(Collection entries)
▬▬▬

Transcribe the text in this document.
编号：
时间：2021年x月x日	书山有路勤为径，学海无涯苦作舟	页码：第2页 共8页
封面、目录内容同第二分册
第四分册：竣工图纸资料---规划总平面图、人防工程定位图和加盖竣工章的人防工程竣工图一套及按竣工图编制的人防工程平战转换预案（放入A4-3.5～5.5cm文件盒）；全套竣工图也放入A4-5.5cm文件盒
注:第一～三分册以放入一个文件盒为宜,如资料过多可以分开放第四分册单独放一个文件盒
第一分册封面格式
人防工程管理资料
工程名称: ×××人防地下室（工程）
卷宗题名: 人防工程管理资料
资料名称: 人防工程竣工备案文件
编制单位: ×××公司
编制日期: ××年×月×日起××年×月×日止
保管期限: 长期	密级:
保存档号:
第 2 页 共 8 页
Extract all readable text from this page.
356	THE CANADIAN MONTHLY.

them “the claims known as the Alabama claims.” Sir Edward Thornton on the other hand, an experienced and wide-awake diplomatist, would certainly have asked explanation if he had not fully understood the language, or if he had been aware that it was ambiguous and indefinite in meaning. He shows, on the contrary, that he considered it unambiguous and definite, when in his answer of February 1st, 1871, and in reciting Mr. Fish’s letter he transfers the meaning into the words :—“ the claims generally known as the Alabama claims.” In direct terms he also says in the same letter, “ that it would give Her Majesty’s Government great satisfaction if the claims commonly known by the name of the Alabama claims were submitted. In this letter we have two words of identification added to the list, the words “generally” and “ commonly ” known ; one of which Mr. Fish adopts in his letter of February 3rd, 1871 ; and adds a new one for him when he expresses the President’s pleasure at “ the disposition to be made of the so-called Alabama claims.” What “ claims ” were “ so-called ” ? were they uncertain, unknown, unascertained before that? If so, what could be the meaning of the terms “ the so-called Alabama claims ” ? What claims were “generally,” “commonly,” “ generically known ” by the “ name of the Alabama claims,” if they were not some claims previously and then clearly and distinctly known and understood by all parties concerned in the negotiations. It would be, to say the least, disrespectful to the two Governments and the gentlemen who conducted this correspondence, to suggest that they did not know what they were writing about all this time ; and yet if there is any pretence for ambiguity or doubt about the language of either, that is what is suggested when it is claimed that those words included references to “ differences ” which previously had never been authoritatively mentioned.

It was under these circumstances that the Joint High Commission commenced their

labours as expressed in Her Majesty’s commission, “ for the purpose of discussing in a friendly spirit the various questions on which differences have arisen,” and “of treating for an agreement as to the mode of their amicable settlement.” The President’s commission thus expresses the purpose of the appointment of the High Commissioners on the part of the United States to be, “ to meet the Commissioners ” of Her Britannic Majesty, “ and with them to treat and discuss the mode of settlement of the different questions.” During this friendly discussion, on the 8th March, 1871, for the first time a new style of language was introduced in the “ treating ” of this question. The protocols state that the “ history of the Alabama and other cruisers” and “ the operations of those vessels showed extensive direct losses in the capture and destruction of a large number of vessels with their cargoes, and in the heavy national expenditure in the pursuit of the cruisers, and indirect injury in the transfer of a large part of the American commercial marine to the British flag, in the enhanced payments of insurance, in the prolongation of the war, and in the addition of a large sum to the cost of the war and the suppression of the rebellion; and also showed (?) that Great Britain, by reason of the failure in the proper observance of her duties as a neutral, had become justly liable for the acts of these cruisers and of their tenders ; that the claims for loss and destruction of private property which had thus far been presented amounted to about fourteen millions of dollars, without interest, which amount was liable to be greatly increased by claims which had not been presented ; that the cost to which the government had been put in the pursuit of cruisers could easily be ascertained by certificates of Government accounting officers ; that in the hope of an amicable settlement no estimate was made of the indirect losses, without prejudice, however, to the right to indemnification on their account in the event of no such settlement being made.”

▬▬▬

Go through the data above and find the lines with the word "text". Copy each of those lines.

Transcribe the text in this document.
Extract all readable text from this page.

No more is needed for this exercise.